Task statement:
Write out each line in which the string "литеры" is present.

Task material:
◆ ◆ ◆
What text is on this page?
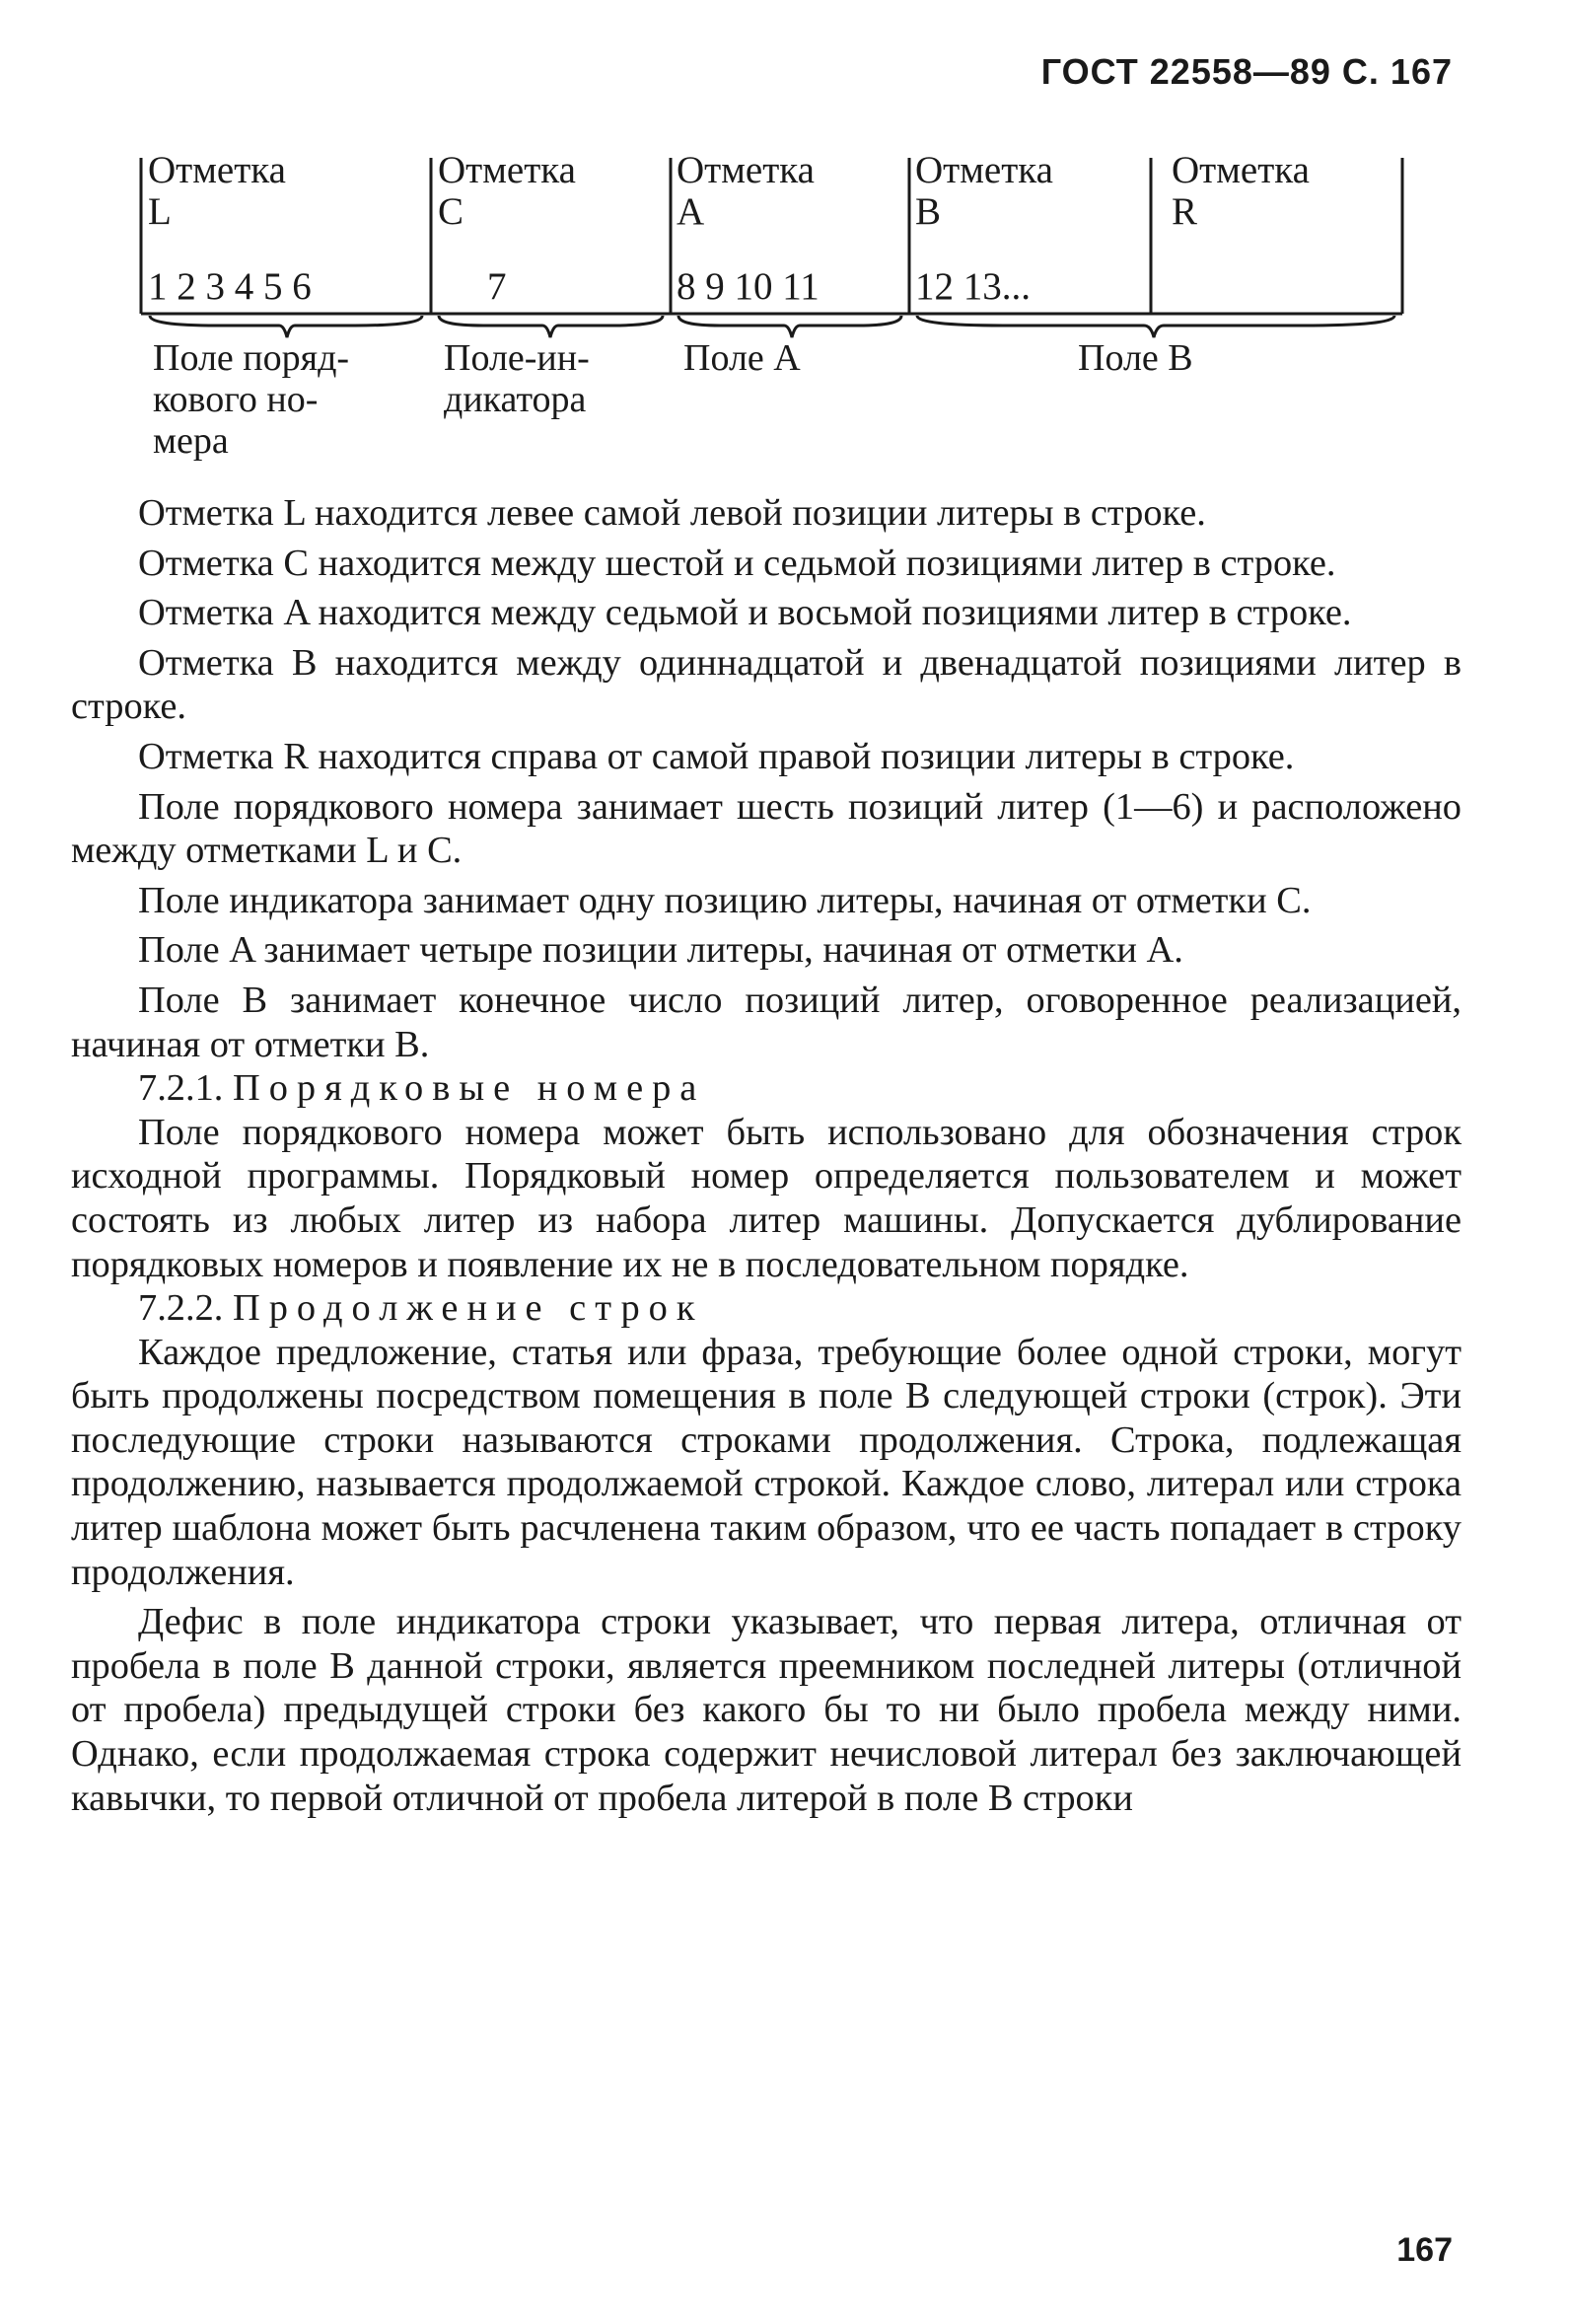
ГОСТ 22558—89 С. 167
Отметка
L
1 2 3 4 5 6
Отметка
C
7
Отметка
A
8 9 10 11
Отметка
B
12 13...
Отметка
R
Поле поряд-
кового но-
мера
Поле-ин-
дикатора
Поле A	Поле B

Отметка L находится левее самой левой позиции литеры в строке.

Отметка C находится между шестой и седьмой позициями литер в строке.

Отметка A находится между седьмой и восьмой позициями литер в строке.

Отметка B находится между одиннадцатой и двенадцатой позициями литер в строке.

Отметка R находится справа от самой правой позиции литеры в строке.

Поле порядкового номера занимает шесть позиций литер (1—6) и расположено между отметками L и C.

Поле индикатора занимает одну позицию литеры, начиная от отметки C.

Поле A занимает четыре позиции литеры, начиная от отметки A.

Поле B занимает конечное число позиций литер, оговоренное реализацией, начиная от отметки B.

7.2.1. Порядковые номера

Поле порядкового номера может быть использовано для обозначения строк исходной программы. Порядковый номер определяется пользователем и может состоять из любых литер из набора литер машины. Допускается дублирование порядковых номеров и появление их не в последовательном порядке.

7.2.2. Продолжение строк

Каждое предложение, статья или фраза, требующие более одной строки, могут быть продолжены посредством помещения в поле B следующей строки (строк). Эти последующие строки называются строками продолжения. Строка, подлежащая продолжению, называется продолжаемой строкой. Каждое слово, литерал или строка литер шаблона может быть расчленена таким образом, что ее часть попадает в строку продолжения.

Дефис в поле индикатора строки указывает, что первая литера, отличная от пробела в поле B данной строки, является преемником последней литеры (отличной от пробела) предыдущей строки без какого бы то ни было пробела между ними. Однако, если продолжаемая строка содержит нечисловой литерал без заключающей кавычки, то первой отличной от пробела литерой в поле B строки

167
◆ ◆ ◆
Final result:
Отметка L находится левее самой левой позиции литеры в строке.
Отметка R находится справа от самой правой позиции литеры в строке.
Поле индикатора занимает одну позицию литеры, начиная от отметки C.
Поле A занимает четыре позиции литеры, начиная от отметки A.
Дефис в поле индикатора строки указывает, что первая литера, отличная от пробела в поле B данной строки, является преемником последней литеры (отличной от пробела) предыдущей строки без какого бы то ни было пробела между ними. Однако, если продолжаемая строка содержит нечисловой литерал без заключающей кавычки, то первой отличной от пробела литерой в поле B строки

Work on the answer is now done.